- [Your task]
Only the lines holding the string "JSON" are needed. Copy each one.

[Excerpts from a figure dataset]

>> begin

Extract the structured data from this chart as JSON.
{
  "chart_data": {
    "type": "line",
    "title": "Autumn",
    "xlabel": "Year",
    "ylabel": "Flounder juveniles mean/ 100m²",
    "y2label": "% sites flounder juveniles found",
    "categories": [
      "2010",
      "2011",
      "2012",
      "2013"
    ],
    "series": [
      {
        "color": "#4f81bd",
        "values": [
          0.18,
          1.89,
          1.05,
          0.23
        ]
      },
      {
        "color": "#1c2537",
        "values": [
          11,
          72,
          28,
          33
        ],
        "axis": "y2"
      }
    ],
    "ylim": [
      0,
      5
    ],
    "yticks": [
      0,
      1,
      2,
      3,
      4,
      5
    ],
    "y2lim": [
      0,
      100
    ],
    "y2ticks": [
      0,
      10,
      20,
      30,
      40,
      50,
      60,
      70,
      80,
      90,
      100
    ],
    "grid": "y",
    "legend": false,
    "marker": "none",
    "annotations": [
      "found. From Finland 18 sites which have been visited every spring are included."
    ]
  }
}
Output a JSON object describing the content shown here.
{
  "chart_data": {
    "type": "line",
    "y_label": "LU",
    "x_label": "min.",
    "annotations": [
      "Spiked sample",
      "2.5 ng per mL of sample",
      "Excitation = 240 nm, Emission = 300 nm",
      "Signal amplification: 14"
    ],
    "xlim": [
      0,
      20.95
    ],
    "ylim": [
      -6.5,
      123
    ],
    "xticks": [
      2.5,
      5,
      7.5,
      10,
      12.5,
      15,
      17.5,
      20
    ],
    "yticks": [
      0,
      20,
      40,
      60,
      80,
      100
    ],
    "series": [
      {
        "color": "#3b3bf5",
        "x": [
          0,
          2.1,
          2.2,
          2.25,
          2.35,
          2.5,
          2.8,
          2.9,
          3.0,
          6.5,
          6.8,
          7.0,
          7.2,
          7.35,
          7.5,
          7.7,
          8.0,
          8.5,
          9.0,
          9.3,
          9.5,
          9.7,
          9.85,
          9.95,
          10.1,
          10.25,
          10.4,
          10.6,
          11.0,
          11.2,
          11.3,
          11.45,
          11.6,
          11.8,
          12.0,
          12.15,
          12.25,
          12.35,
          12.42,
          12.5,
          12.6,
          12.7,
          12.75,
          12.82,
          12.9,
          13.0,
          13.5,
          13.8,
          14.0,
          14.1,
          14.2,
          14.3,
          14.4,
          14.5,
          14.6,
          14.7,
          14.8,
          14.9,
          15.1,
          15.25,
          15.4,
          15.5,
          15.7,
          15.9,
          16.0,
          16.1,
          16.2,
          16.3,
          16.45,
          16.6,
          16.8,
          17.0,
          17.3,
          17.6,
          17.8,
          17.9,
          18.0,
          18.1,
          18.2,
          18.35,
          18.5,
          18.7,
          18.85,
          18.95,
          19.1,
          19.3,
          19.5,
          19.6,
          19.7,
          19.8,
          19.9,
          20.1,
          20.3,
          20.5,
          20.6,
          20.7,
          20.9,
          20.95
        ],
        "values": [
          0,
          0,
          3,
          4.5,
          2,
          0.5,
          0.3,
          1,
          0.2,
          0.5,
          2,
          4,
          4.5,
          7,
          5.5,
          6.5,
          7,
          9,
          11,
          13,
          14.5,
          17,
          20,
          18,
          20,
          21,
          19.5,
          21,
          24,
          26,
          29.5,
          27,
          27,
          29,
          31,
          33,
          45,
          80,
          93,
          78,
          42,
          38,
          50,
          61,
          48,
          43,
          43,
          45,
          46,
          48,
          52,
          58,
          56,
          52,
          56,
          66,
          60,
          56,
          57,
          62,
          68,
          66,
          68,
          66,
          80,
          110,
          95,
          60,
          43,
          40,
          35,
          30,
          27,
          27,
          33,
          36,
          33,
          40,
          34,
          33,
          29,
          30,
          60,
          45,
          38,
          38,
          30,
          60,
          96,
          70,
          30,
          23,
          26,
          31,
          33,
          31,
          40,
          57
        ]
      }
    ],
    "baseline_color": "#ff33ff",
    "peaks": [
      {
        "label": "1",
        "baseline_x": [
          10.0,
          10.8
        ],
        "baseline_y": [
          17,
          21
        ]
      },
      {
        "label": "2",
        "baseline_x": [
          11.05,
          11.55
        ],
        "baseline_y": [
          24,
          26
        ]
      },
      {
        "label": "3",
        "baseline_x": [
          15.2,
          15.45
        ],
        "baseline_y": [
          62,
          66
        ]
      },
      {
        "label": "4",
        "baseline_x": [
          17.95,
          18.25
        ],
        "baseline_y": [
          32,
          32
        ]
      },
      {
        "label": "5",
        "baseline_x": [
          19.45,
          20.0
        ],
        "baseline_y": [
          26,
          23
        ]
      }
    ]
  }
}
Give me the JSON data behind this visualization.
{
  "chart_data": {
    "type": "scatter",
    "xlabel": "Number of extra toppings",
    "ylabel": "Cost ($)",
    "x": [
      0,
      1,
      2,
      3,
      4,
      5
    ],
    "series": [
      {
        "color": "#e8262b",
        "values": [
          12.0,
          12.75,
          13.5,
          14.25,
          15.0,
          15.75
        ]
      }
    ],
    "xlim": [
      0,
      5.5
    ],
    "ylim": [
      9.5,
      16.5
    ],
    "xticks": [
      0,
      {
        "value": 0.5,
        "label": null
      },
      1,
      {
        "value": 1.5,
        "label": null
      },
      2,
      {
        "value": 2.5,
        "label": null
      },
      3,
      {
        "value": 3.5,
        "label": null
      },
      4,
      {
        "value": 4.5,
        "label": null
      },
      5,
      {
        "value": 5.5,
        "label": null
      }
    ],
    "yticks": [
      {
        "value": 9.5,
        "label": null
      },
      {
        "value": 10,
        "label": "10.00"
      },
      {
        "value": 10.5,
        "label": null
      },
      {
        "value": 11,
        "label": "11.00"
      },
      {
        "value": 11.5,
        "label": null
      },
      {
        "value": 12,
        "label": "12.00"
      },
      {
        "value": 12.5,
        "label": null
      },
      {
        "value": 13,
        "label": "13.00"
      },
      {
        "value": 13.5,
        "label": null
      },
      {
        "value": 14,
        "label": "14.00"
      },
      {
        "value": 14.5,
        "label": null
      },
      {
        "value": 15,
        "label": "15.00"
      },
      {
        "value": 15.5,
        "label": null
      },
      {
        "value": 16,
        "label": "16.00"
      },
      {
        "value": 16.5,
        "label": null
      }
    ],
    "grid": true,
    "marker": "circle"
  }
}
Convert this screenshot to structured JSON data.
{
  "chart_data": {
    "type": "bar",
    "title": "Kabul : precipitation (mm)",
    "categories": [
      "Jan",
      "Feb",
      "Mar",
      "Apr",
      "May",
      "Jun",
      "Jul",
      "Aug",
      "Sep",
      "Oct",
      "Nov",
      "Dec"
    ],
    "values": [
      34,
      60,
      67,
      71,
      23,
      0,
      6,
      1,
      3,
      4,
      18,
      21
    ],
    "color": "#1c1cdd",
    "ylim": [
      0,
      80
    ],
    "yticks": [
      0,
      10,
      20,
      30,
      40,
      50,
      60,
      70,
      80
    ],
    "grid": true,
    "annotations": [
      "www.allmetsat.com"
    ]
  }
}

>> end

- [Output below]
Extract the structured data from this chart as JSON.
Output a JSON object describing the content shown here.
Give me the JSON data behind this visualization.
Convert this screenshot to structured JSON data.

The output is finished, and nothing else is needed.